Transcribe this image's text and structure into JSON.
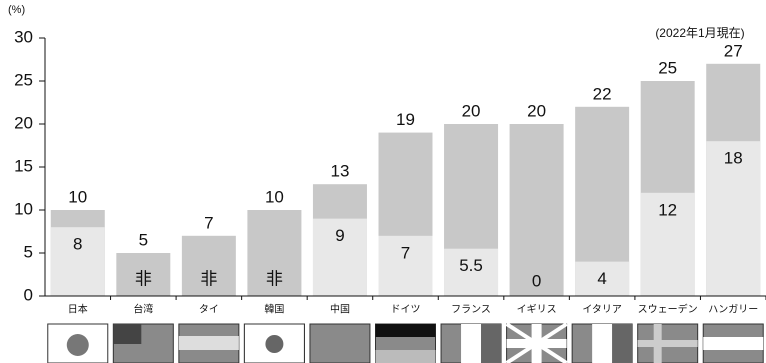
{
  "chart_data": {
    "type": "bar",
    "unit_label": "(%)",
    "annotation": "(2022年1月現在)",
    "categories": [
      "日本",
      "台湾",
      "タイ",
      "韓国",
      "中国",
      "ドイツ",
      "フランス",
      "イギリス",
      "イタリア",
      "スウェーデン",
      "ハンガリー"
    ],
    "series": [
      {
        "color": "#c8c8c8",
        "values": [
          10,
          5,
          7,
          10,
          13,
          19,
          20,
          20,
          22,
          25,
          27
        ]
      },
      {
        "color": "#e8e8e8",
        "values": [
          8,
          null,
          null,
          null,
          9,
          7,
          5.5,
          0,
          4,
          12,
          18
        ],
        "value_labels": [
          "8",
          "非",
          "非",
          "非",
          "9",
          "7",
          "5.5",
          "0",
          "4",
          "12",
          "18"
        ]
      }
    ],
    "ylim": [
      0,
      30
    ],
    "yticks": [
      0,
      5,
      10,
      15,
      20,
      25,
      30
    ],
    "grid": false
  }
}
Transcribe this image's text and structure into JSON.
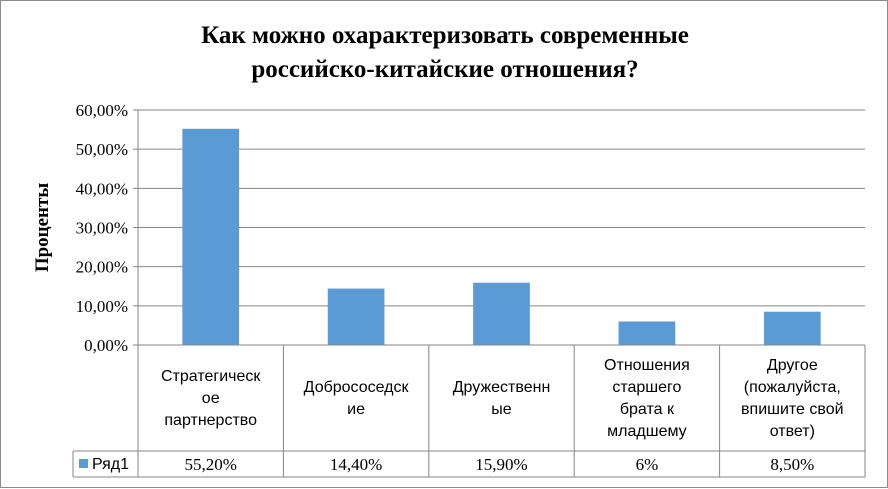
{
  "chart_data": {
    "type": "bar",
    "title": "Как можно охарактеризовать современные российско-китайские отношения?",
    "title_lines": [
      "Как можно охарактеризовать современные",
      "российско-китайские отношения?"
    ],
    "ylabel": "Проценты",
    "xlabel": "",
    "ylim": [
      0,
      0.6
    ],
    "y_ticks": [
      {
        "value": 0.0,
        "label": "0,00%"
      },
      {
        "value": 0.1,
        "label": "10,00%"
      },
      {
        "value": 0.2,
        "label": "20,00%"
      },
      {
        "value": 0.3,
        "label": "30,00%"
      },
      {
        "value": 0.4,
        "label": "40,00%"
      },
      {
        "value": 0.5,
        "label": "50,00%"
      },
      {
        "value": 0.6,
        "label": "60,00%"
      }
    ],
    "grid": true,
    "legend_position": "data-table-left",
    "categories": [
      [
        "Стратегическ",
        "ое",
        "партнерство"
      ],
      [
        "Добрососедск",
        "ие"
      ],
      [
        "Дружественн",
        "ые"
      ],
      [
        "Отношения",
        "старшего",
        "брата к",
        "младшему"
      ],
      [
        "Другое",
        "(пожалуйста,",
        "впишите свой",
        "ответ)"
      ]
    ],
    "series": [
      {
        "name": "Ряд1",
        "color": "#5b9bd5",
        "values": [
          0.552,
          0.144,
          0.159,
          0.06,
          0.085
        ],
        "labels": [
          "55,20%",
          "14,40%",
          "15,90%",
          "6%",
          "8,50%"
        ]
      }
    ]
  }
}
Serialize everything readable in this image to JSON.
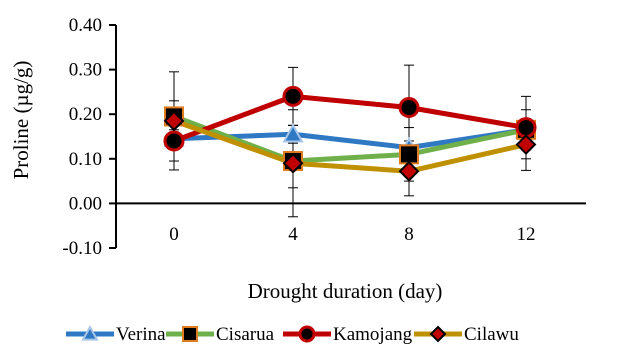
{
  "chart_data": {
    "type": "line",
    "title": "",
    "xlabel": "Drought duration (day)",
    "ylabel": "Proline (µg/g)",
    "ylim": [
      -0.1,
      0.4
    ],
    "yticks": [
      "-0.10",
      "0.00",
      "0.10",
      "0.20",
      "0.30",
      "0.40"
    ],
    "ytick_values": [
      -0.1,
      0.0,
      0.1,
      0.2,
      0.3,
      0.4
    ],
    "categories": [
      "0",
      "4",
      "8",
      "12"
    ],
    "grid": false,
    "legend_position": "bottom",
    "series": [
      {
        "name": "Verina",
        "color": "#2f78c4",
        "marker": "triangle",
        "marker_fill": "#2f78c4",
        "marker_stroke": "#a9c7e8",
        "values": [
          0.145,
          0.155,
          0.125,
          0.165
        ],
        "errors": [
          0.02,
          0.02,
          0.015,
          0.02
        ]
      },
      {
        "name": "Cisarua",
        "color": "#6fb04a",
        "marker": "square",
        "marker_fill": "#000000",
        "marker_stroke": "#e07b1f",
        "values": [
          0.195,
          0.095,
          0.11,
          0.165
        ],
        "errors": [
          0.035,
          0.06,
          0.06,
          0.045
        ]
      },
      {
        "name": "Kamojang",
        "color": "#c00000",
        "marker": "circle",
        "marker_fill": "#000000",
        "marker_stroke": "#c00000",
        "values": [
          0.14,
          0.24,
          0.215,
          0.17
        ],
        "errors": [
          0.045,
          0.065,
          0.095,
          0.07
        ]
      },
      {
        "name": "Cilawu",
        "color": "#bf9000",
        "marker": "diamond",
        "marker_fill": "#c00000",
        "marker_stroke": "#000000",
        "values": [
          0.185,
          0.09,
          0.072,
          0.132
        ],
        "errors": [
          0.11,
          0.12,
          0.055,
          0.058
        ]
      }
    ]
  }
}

★ ★ ★ ★ ★

▶ WHAT TO DO
Gather every line from the listing above in which the word "ylabel" appears.

▶ RESPONSE TO THE TASK
    "ylabel": "Проценты",
    "ylabel": "Proline (µg/g)",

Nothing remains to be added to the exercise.